[Supplied data — start]
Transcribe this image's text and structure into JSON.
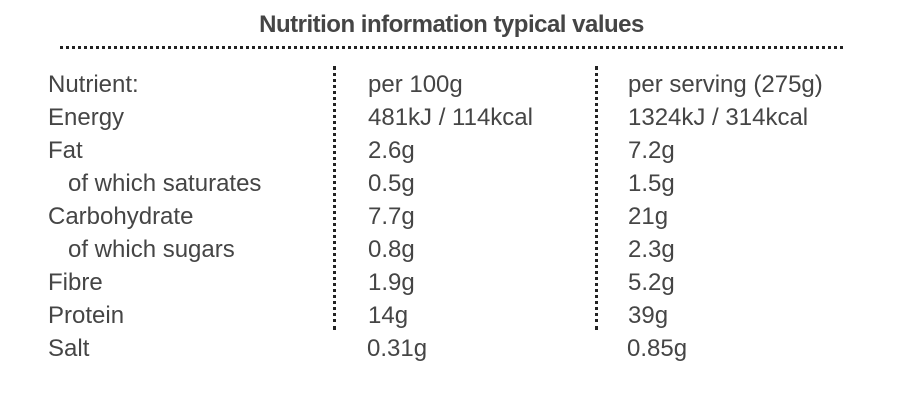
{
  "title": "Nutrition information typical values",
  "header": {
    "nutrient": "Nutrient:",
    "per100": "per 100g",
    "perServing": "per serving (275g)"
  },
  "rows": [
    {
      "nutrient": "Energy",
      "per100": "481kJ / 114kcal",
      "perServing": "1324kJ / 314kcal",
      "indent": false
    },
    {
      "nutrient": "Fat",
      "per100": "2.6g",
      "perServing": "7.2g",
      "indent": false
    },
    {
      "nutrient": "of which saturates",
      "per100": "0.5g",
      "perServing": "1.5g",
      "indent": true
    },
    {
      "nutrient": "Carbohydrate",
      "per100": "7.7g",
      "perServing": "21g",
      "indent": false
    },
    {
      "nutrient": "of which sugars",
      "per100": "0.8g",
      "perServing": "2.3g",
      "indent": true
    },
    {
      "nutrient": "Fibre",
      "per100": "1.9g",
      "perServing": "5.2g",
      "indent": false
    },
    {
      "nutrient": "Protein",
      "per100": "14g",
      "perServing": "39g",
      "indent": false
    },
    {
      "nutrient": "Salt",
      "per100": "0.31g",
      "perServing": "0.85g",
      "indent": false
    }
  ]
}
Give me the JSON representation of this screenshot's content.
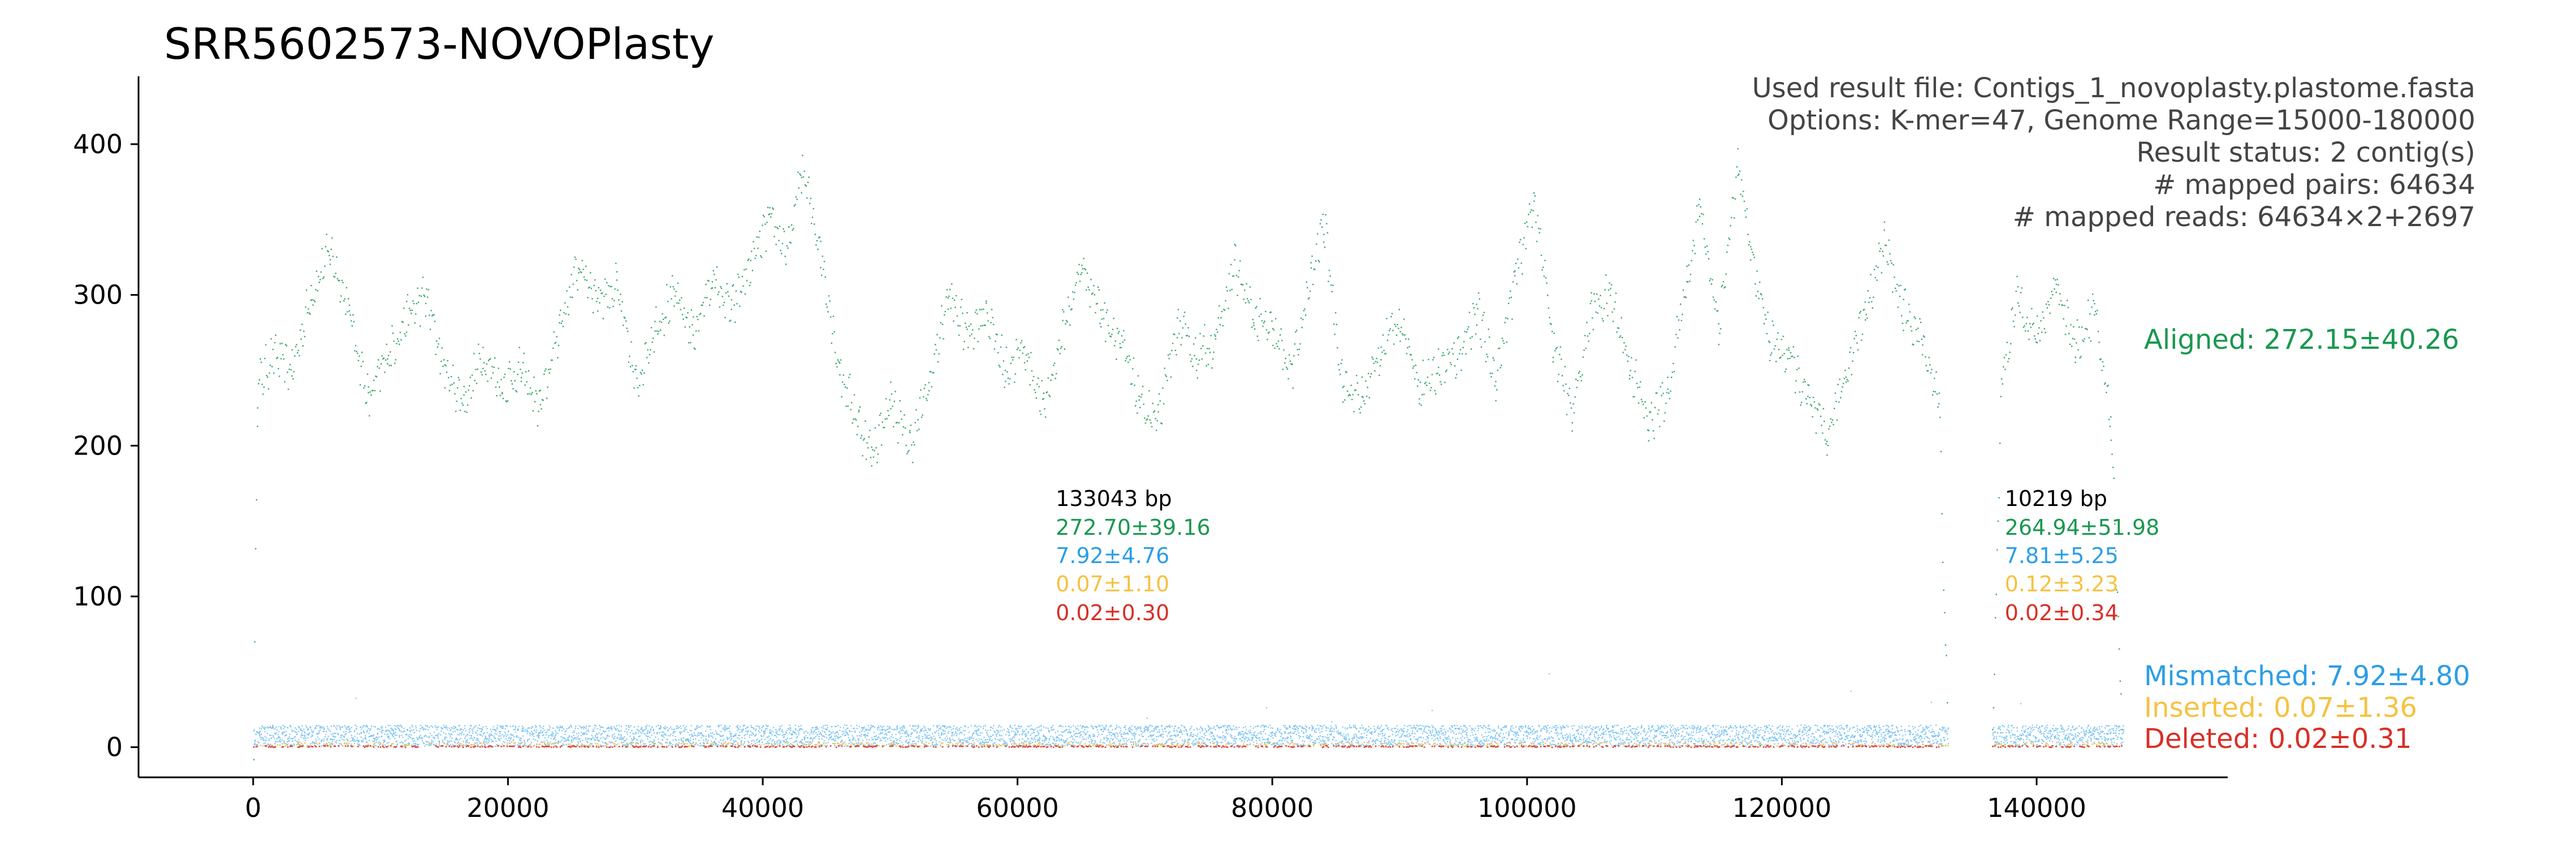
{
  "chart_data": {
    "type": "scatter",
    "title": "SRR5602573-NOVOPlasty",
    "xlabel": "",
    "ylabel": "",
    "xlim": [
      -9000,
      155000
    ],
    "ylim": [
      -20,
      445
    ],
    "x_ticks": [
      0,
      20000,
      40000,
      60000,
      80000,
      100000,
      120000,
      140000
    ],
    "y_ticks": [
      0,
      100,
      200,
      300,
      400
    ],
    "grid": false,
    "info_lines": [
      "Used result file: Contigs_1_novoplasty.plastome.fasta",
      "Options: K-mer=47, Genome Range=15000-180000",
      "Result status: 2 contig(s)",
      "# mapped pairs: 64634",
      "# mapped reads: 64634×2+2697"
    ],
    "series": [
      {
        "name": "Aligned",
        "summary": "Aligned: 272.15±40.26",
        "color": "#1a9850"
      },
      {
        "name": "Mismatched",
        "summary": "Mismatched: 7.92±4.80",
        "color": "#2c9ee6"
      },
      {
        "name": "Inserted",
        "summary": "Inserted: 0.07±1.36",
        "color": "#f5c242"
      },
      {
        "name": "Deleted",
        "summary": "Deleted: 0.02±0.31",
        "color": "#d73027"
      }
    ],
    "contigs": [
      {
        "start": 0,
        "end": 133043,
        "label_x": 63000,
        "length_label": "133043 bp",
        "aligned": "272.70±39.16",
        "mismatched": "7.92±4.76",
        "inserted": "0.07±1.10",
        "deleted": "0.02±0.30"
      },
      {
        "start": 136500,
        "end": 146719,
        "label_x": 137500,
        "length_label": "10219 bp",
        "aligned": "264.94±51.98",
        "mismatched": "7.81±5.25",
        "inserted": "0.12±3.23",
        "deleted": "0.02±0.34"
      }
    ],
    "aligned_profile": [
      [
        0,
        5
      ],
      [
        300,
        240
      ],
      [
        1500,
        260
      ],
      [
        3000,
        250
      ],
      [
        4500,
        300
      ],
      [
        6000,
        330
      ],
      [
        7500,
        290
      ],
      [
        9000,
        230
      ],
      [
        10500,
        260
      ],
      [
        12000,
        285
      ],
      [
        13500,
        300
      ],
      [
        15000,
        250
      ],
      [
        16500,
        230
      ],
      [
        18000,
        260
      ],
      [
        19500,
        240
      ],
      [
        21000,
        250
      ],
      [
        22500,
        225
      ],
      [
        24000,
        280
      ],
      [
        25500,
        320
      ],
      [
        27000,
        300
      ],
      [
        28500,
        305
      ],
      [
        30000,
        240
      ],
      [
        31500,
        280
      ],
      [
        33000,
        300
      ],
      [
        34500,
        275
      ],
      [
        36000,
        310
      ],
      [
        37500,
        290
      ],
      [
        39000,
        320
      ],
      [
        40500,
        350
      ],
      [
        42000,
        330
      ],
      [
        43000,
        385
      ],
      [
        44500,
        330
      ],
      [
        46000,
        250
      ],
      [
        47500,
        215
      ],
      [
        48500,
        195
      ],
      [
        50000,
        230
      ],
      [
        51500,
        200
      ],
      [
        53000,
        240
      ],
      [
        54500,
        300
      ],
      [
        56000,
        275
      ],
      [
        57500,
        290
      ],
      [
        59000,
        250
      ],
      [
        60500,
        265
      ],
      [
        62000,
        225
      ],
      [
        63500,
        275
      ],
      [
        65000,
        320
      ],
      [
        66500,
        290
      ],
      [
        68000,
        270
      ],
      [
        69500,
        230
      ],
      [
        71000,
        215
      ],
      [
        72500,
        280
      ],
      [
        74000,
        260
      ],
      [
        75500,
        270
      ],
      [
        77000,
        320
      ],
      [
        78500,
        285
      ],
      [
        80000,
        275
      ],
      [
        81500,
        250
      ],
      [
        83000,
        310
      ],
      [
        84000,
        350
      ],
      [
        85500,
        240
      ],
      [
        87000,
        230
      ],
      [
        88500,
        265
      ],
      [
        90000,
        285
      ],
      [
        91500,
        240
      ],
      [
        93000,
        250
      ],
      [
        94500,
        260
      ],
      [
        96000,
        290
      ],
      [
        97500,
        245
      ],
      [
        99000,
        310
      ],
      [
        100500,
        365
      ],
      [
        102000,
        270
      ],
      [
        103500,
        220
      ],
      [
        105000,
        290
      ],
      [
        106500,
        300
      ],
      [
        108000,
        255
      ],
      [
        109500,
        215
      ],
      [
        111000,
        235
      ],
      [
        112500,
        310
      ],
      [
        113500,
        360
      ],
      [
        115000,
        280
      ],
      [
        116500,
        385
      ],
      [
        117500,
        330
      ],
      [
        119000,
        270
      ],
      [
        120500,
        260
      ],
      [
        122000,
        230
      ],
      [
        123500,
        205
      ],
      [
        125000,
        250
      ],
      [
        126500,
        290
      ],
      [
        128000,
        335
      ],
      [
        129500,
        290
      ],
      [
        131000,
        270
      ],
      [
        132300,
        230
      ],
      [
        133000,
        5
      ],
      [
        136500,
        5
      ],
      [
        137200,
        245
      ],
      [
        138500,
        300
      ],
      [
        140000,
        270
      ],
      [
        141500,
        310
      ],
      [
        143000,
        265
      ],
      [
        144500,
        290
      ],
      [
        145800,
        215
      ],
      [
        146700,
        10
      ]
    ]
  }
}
[Supplied data — finish]
__To do__
Report the lines above that have the word "mapped" in them.

__Output of the exercise__
      "# mapped pairs: 64634",
      "# mapped reads: 64634×2+2697"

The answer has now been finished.